Records provided:
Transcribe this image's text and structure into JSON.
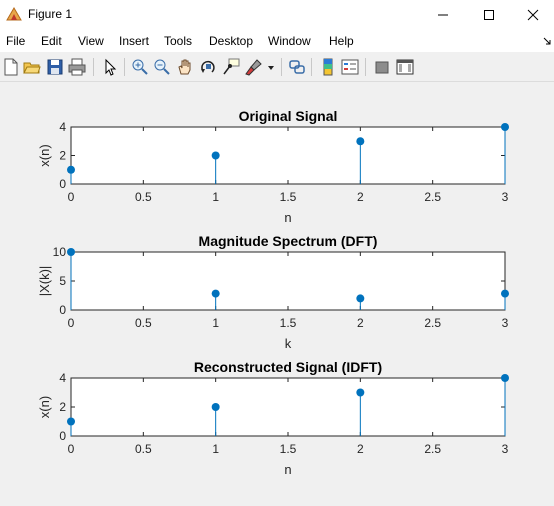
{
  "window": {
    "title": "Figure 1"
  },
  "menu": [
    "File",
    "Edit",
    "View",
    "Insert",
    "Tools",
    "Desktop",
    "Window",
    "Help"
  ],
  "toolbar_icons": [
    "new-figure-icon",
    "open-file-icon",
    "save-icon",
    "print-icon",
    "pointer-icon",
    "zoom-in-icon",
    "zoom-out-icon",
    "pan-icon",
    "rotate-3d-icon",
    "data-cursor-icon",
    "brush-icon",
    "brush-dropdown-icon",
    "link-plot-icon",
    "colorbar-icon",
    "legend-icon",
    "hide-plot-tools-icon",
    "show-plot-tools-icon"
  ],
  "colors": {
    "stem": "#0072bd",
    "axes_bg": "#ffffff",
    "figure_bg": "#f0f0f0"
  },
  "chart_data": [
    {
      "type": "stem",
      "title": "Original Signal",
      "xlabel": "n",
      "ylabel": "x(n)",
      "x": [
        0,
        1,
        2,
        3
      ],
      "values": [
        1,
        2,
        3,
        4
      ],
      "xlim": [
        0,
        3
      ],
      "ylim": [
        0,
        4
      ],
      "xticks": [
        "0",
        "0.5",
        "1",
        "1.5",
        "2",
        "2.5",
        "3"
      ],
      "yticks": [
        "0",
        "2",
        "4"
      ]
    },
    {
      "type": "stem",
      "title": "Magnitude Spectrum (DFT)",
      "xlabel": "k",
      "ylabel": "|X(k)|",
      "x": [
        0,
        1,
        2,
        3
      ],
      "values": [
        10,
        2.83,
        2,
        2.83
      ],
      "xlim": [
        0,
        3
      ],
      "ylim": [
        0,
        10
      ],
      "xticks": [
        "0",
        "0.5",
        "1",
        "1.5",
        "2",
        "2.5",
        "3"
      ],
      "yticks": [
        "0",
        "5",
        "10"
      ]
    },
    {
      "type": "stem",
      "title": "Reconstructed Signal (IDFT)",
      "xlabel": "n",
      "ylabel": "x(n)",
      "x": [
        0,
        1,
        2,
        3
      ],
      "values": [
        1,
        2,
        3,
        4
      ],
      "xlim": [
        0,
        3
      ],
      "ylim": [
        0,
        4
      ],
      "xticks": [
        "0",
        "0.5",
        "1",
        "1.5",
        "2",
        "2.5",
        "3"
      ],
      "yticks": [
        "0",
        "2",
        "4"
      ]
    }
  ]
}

Problem to work on:
Write out the whole listing again, exactly, with no pictures.

Result for this exercise:
Transcribe this image's text and structure into JSON.
{
  "window": {
    "title": "Figure 1"
  },
  "menu": [
    "File",
    "Edit",
    "View",
    "Insert",
    "Tools",
    "Desktop",
    "Window",
    "Help"
  ],
  "toolbar_icons": [
    "new-figure-icon",
    "open-file-icon",
    "save-icon",
    "print-icon",
    "pointer-icon",
    "zoom-in-icon",
    "zoom-out-icon",
    "pan-icon",
    "rotate-3d-icon",
    "data-cursor-icon",
    "brush-icon",
    "brush-dropdown-icon",
    "link-plot-icon",
    "colorbar-icon",
    "legend-icon",
    "hide-plot-tools-icon",
    "show-plot-tools-icon"
  ],
  "colors": {
    "stem": "#0072bd",
    "axes_bg": "#ffffff",
    "figure_bg": "#f0f0f0"
  },
  "chart_data": [
    {
      "type": "stem",
      "title": "Original Signal",
      "xlabel": "n",
      "ylabel": "x(n)",
      "x": [
        0,
        1,
        2,
        3
      ],
      "values": [
        1,
        2,
        3,
        4
      ],
      "xlim": [
        0,
        3
      ],
      "ylim": [
        0,
        4
      ],
      "xticks": [
        "0",
        "0.5",
        "1",
        "1.5",
        "2",
        "2.5",
        "3"
      ],
      "yticks": [
        "0",
        "2",
        "4"
      ]
    },
    {
      "type": "stem",
      "title": "Magnitude Spectrum (DFT)",
      "xlabel": "k",
      "ylabel": "|X(k)|",
      "x": [
        0,
        1,
        2,
        3
      ],
      "values": [
        10,
        2.83,
        2,
        2.83
      ],
      "xlim": [
        0,
        3
      ],
      "ylim": [
        0,
        10
      ],
      "xticks": [
        "0",
        "0.5",
        "1",
        "1.5",
        "2",
        "2.5",
        "3"
      ],
      "yticks": [
        "0",
        "5",
        "10"
      ]
    },
    {
      "type": "stem",
      "title": "Reconstructed Signal (IDFT)",
      "xlabel": "n",
      "ylabel": "x(n)",
      "x": [
        0,
        1,
        2,
        3
      ],
      "values": [
        1,
        2,
        3,
        4
      ],
      "xlim": [
        0,
        3
      ],
      "ylim": [
        0,
        4
      ],
      "xticks": [
        "0",
        "0.5",
        "1",
        "1.5",
        "2",
        "2.5",
        "3"
      ],
      "yticks": [
        "0",
        "2",
        "4"
      ]
    }
  ]
}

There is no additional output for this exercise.